__Data excerpts__:
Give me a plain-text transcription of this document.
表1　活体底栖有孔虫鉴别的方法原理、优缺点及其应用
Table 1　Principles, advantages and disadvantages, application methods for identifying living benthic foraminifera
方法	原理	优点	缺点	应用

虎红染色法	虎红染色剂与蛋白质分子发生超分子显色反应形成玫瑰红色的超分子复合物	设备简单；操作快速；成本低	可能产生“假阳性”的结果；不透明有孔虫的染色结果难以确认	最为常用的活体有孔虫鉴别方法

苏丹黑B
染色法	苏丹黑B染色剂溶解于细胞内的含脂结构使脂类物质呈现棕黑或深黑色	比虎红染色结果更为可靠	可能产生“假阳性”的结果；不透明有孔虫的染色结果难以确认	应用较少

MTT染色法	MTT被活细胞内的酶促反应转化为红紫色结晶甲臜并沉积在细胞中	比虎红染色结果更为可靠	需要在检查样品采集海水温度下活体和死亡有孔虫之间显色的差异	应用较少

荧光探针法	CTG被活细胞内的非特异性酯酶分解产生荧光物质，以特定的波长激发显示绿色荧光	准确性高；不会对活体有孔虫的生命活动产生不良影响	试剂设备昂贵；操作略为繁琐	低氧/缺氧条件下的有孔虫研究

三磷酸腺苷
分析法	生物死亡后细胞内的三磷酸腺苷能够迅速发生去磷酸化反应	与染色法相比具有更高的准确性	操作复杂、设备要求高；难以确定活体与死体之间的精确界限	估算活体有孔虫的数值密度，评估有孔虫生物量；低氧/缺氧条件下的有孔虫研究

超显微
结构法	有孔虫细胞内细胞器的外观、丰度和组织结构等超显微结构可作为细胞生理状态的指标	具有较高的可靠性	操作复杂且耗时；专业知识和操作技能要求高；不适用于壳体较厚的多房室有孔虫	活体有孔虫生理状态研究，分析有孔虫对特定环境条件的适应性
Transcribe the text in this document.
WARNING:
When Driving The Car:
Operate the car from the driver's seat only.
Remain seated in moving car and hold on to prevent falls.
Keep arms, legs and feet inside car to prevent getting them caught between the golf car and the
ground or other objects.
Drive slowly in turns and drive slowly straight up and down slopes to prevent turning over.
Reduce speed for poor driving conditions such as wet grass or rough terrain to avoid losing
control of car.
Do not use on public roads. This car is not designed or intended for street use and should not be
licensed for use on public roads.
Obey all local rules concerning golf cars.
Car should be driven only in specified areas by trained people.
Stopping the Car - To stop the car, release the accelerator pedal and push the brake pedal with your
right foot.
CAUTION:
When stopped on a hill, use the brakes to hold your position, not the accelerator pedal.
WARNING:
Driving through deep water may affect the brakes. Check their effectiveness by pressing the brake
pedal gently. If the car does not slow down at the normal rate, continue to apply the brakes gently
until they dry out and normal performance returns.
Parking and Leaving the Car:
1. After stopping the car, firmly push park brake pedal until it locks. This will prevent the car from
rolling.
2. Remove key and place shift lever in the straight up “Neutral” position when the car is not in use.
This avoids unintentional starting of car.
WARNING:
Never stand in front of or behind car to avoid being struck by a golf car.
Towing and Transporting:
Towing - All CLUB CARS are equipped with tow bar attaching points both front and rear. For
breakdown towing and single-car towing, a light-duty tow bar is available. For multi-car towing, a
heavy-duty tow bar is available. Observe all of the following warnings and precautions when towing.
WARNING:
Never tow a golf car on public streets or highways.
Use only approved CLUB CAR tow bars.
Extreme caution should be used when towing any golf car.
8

__Exercise__: Take the entries above and transcribe them exactly.

__Right answer__:
Give me a plain-text transcription of this document.
表1　活体底栖有孔虫鉴别的方法原理、优缺点及其应用
Table 1　Principles, advantages and disadvantages, application methods for identifying living benthic foraminifera
方法	原理	优点	缺点	应用

虎红染色法	虎红染色剂与蛋白质分子发生超分子显色反应形成玫瑰红色的超分子复合物	设备简单；操作快速；成本低	可能产生“假阳性”的结果；不透明有孔虫的染色结果难以确认	最为常用的活体有孔虫鉴别方法

苏丹黑B
染色法	苏丹黑B染色剂溶解于细胞内的含脂结构使脂类物质呈现棕黑或深黑色	比虎红染色结果更为可靠	可能产生“假阳性”的结果；不透明有孔虫的染色结果难以确认	应用较少

MTT染色法	MTT被活细胞内的酶促反应转化为红紫色结晶甲臜并沉积在细胞中	比虎红染色结果更为可靠	需要在检查样品采集海水温度下活体和死亡有孔虫之间显色的差异	应用较少

荧光探针法	CTG被活细胞内的非特异性酯酶分解产生荧光物质，以特定的波长激发显示绿色荧光	准确性高；不会对活体有孔虫的生命活动产生不良影响	试剂设备昂贵；操作略为繁琐	低氧/缺氧条件下的有孔虫研究

三磷酸腺苷
分析法	生物死亡后细胞内的三磷酸腺苷能够迅速发生去磷酸化反应	与染色法相比具有更高的准确性	操作复杂、设备要求高；难以确定活体与死体之间的精确界限	估算活体有孔虫的数值密度，评估有孔虫生物量；低氧/缺氧条件下的有孔虫研究

超显微
结构法	有孔虫细胞内细胞器的外观、丰度和组织结构等超显微结构可作为细胞生理状态的指标	具有较高的可靠性	操作复杂且耗时；专业知识和操作技能要求高；不适用于壳体较厚的多房室有孔虫	活体有孔虫生理状态研究，分析有孔虫对特定环境条件的适应性
Transcribe the text in this document.
WARNING:
When Driving The Car:
Operate the car from the driver's seat only.
Remain seated in moving car and hold on to prevent falls.
Keep arms, legs and feet inside car to prevent getting them caught between the golf car and the
ground or other objects.
Drive slowly in turns and drive slowly straight up and down slopes to prevent turning over.
Reduce speed for poor driving conditions such as wet grass or rough terrain to avoid losing
control of car.
Do not use on public roads. This car is not designed or intended for street use and should not be
licensed for use on public roads.
Obey all local rules concerning golf cars.
Car should be driven only in specified areas by trained people.
Stopping the Car - To stop the car, release the accelerator pedal and push the brake pedal with your
right foot.
CAUTION:
When stopped on a hill, use the brakes to hold your position, not the accelerator pedal.
WARNING:
Driving through deep water may affect the brakes. Check their effectiveness by pressing the brake
pedal gently. If the car does not slow down at the normal rate, continue to apply the brakes gently
until they dry out and normal performance returns.
Parking and Leaving the Car:
1. After stopping the car, firmly push park brake pedal until it locks. This will prevent the car from
rolling.
2. Remove key and place shift lever in the straight up “Neutral” position when the car is not in use.
This avoids unintentional starting of car.
WARNING:
Never stand in front of or behind car to avoid being struck by a golf car.
Towing and Transporting:
Towing - All CLUB CARS are equipped with tow bar attaching points both front and rear. For
breakdown towing and single-car towing, a light-duty tow bar is available. For multi-car towing, a
heavy-duty tow bar is available. Observe all of the following warnings and precautions when towing.
WARNING:
Never tow a golf car on public streets or highways.
Use only approved CLUB CAR tow bars.
Extreme caution should be used when towing any golf car.
8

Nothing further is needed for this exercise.